What is asked: Gather all lines from the material that contain the word "content".

Provided entries:
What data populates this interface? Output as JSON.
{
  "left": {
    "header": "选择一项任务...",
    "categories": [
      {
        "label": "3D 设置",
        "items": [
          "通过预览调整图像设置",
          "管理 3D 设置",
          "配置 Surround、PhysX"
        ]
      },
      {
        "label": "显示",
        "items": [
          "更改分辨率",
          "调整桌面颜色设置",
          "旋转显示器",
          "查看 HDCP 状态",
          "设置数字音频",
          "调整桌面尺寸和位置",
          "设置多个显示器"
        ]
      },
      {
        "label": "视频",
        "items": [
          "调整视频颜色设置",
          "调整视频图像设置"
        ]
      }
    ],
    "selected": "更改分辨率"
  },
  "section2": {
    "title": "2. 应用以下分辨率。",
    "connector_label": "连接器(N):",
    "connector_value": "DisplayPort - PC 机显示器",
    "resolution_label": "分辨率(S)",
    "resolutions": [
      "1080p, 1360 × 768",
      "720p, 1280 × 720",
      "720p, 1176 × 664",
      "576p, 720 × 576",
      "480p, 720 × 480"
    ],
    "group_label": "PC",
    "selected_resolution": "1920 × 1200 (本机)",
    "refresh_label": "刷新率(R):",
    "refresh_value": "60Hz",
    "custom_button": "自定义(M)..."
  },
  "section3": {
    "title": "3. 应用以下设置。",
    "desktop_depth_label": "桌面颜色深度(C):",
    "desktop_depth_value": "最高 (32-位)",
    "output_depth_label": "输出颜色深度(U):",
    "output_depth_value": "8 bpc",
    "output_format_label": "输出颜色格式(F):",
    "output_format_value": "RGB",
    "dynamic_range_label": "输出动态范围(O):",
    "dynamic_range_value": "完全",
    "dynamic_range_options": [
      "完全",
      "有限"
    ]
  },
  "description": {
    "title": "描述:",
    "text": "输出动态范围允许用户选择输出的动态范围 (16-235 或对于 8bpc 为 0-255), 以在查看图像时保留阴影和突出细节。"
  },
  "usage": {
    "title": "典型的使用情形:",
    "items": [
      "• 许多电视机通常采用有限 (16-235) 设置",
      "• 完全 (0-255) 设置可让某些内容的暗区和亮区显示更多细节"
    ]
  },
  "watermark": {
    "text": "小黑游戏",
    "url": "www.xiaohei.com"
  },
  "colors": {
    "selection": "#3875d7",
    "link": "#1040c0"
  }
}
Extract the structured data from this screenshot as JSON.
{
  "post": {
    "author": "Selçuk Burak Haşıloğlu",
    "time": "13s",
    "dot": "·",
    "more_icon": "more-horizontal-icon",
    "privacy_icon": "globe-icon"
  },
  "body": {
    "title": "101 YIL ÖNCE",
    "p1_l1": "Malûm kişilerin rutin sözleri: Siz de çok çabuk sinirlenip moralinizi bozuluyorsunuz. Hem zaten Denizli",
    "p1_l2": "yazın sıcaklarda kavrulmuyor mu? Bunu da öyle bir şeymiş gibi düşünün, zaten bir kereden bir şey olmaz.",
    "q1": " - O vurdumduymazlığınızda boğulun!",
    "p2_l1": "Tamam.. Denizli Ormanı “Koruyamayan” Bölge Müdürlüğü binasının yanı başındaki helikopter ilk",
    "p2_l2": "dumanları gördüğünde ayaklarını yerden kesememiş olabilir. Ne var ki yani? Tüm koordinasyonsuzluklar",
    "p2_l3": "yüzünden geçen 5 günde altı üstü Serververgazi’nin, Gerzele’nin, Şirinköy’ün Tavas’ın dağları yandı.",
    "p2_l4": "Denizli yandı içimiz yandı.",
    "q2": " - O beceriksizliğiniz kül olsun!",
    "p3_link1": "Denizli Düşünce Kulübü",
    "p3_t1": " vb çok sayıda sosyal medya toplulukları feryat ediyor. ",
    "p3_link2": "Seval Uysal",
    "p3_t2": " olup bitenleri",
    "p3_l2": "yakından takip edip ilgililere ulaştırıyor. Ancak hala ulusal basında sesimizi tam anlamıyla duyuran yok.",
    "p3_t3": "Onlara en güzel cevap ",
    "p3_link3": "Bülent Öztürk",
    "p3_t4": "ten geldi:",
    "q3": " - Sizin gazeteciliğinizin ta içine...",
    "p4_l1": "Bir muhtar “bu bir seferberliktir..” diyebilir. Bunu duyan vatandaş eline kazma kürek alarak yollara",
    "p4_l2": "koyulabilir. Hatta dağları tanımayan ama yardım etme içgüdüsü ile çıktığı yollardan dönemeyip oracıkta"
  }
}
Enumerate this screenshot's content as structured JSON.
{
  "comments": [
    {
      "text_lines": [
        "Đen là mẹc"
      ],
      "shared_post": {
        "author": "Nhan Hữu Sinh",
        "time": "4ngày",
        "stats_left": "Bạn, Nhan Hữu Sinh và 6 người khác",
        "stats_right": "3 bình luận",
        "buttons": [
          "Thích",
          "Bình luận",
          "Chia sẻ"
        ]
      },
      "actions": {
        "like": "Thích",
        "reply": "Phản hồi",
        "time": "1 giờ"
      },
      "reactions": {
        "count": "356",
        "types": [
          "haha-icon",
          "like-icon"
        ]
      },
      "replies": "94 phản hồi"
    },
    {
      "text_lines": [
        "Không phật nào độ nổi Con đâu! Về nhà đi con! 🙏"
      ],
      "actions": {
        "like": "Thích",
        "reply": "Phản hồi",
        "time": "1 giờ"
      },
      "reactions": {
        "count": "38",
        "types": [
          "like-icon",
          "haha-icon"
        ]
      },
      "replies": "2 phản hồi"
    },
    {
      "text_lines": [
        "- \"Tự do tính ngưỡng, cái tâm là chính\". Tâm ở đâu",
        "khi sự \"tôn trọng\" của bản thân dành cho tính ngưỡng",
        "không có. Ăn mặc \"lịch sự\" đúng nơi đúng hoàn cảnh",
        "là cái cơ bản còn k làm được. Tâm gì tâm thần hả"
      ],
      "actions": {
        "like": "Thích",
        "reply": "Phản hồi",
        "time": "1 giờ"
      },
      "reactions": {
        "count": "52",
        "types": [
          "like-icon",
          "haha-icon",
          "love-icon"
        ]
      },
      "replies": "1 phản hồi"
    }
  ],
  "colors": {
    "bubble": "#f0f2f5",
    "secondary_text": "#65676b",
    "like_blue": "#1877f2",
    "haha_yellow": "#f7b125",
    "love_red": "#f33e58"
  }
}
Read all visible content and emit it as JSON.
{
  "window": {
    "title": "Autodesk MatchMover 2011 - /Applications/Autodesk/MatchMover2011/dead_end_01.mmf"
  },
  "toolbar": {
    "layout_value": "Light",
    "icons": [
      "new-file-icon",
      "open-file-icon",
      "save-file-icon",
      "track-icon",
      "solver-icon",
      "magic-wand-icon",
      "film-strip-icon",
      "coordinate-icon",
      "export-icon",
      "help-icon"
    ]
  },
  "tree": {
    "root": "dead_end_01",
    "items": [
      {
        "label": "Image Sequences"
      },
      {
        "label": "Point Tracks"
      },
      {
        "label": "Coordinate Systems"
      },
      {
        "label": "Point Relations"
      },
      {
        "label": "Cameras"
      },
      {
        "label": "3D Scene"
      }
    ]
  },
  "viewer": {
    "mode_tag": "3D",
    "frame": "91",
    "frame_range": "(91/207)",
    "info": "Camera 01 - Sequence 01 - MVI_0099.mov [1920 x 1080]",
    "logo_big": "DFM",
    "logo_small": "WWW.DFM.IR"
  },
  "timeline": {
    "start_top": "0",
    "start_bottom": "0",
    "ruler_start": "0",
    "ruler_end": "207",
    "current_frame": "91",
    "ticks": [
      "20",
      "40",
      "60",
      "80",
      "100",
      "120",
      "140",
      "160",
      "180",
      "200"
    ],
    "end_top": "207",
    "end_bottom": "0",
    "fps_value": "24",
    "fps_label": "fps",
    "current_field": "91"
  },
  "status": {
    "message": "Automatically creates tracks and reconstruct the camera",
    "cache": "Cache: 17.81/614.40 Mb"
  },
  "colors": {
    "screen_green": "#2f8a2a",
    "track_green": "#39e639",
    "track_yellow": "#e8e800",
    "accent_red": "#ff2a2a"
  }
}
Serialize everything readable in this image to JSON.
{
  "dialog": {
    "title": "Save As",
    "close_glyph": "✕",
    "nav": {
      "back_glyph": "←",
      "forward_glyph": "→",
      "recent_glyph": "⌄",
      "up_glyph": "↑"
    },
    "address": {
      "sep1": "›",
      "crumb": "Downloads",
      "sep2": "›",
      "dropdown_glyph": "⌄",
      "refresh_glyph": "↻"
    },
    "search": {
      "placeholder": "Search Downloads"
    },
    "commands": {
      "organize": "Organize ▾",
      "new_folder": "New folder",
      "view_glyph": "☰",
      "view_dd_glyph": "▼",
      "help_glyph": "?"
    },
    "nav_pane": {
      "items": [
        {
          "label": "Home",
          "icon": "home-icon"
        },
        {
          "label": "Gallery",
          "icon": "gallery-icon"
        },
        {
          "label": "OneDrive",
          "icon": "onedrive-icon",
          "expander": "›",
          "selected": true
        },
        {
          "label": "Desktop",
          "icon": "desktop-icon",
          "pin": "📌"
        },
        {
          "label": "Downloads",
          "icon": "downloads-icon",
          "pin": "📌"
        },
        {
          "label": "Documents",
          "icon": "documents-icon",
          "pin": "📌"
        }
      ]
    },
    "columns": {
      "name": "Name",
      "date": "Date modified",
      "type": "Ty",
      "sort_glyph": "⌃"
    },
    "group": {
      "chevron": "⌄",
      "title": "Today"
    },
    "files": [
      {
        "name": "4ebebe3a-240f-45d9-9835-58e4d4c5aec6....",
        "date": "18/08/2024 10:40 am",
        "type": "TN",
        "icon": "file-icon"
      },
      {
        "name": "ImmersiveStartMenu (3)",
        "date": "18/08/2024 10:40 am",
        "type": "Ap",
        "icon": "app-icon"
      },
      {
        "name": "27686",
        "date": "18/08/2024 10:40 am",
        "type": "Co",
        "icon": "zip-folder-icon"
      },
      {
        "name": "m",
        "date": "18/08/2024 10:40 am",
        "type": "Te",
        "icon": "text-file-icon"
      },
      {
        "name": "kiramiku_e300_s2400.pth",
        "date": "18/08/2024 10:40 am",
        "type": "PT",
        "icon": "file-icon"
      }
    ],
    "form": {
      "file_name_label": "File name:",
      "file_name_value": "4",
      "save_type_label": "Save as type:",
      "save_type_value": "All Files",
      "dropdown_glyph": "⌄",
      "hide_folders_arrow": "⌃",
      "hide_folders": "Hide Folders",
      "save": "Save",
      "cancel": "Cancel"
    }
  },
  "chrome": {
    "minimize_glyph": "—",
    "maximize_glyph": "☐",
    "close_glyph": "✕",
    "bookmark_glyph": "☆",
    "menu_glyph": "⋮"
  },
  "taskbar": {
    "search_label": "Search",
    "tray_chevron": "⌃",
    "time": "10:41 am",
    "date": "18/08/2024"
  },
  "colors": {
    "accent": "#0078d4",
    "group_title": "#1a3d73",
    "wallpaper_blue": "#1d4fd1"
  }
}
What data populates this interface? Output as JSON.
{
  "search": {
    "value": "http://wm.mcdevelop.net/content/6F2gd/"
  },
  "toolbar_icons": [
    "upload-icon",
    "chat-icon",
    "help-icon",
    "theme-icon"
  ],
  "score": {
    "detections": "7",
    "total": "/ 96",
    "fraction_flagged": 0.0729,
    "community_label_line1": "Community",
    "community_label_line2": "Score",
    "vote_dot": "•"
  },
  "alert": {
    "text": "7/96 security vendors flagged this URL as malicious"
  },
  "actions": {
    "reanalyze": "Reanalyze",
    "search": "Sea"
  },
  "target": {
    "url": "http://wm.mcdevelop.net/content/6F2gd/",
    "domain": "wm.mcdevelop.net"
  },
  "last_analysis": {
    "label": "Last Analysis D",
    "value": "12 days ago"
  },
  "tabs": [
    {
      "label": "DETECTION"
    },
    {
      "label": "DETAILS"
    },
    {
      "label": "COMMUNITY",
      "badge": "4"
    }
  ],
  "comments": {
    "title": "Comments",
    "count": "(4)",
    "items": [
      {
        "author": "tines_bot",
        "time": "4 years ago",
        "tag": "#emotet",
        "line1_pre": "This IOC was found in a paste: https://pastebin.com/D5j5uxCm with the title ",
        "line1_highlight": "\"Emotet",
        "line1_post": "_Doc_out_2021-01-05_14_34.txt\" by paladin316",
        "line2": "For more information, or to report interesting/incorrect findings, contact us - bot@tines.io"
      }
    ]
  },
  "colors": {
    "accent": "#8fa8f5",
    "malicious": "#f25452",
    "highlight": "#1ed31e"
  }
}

Final result:
Enumerate this screenshot's content as structured JSON.
Read all visible content and emit it as JSON.
    "value": "http://wm.mcdevelop.net/content/6F2gd/"
    "url": "http://wm.mcdevelop.net/content/6F2gd/",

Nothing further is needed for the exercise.